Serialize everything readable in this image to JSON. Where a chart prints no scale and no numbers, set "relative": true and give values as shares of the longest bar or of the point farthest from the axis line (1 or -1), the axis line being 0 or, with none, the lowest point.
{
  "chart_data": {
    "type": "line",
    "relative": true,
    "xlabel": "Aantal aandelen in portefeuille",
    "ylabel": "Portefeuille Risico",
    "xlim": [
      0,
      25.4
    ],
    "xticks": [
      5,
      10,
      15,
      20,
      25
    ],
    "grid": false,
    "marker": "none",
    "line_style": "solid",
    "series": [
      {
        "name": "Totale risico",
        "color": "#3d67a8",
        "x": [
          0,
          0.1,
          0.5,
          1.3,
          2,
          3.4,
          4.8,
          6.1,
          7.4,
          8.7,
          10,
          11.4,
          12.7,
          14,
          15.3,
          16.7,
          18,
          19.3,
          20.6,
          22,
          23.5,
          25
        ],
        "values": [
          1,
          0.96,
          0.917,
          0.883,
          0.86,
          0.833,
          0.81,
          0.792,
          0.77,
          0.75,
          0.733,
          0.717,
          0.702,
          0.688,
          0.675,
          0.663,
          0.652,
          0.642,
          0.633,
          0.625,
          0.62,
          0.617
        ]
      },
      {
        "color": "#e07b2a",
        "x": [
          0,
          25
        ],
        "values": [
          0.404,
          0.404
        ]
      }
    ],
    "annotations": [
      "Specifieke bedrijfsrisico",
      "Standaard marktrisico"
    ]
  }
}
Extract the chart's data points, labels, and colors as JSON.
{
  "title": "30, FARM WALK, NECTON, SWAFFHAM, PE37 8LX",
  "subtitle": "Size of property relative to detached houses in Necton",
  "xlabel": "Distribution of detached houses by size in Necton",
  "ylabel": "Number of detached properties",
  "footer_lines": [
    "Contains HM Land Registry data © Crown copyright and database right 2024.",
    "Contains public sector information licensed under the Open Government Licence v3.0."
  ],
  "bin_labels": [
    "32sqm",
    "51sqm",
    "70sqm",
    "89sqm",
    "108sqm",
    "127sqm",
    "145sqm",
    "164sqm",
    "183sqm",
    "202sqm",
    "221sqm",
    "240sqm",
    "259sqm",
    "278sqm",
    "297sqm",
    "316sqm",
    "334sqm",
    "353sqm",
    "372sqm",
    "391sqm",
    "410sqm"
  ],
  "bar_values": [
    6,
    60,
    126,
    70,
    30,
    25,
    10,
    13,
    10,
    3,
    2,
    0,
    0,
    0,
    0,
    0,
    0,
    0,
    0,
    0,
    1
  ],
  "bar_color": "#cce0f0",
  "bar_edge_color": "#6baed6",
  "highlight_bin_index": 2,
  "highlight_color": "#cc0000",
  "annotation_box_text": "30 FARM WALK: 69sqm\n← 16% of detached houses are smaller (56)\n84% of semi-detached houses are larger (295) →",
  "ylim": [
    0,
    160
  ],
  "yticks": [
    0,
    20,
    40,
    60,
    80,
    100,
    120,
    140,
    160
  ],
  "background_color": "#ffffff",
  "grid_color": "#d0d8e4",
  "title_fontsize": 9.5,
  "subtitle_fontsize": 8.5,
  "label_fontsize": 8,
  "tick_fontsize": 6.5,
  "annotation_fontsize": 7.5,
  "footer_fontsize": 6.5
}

•••••

WORK TO DO ::
Nothing in the listing may be changed; retype it all exactly.

FULL OUTPUT ::
Serialize everything readable in this image to JSON. Where a chart prints no scale and no numbers, set "relative": true and give values as shares of the longest bar or of the point farthest from the axis line (1 or -1), the axis line being 0 or, with none, the lowest point.
{
  "chart_data": {
    "type": "line",
    "relative": true,
    "xlabel": "Aantal aandelen in portefeuille",
    "ylabel": "Portefeuille Risico",
    "xlim": [
      0,
      25.4
    ],
    "xticks": [
      5,
      10,
      15,
      20,
      25
    ],
    "grid": false,
    "marker": "none",
    "line_style": "solid",
    "series": [
      {
        "name": "Totale risico",
        "color": "#3d67a8",
        "x": [
          0,
          0.1,
          0.5,
          1.3,
          2,
          3.4,
          4.8,
          6.1,
          7.4,
          8.7,
          10,
          11.4,
          12.7,
          14,
          15.3,
          16.7,
          18,
          19.3,
          20.6,
          22,
          23.5,
          25
        ],
        "values": [
          1,
          0.96,
          0.917,
          0.883,
          0.86,
          0.833,
          0.81,
          0.792,
          0.77,
          0.75,
          0.733,
          0.717,
          0.702,
          0.688,
          0.675,
          0.663,
          0.652,
          0.642,
          0.633,
          0.625,
          0.62,
          0.617
        ]
      },
      {
        "color": "#e07b2a",
        "x": [
          0,
          25
        ],
        "values": [
          0.404,
          0.404
        ]
      }
    ],
    "annotations": [
      "Specifieke bedrijfsrisico",
      "Standaard marktrisico"
    ]
  }
}
Extract the chart's data points, labels, and colors as JSON.
{
  "title": "30, FARM WALK, NECTON, SWAFFHAM, PE37 8LX",
  "subtitle": "Size of property relative to detached houses in Necton",
  "xlabel": "Distribution of detached houses by size in Necton",
  "ylabel": "Number of detached properties",
  "footer_lines": [
    "Contains HM Land Registry data © Crown copyright and database right 2024.",
    "Contains public sector information licensed under the Open Government Licence v3.0."
  ],
  "bin_labels": [
    "32sqm",
    "51sqm",
    "70sqm",
    "89sqm",
    "108sqm",
    "127sqm",
    "145sqm",
    "164sqm",
    "183sqm",
    "202sqm",
    "221sqm",
    "240sqm",
    "259sqm",
    "278sqm",
    "297sqm",
    "316sqm",
    "334sqm",
    "353sqm",
    "372sqm",
    "391sqm",
    "410sqm"
  ],
  "bar_values": [
    6,
    60,
    126,
    70,
    30,
    25,
    10,
    13,
    10,
    3,
    2,
    0,
    0,
    0,
    0,
    0,
    0,
    0,
    0,
    0,
    1
  ],
  "bar_color": "#cce0f0",
  "bar_edge_color": "#6baed6",
  "highlight_bin_index": 2,
  "highlight_color": "#cc0000",
  "annotation_box_text": "30 FARM WALK: 69sqm\n← 16% of detached houses are smaller (56)\n84% of semi-detached houses are larger (295) →",
  "ylim": [
    0,
    160
  ],
  "yticks": [
    0,
    20,
    40,
    60,
    80,
    100,
    120,
    140,
    160
  ],
  "background_color": "#ffffff",
  "grid_color": "#d0d8e4",
  "title_fontsize": 9.5,
  "subtitle_fontsize": 8.5,
  "label_fontsize": 8,
  "tick_fontsize": 6.5,
  "annotation_fontsize": 7.5,
  "footer_fontsize": 6.5
}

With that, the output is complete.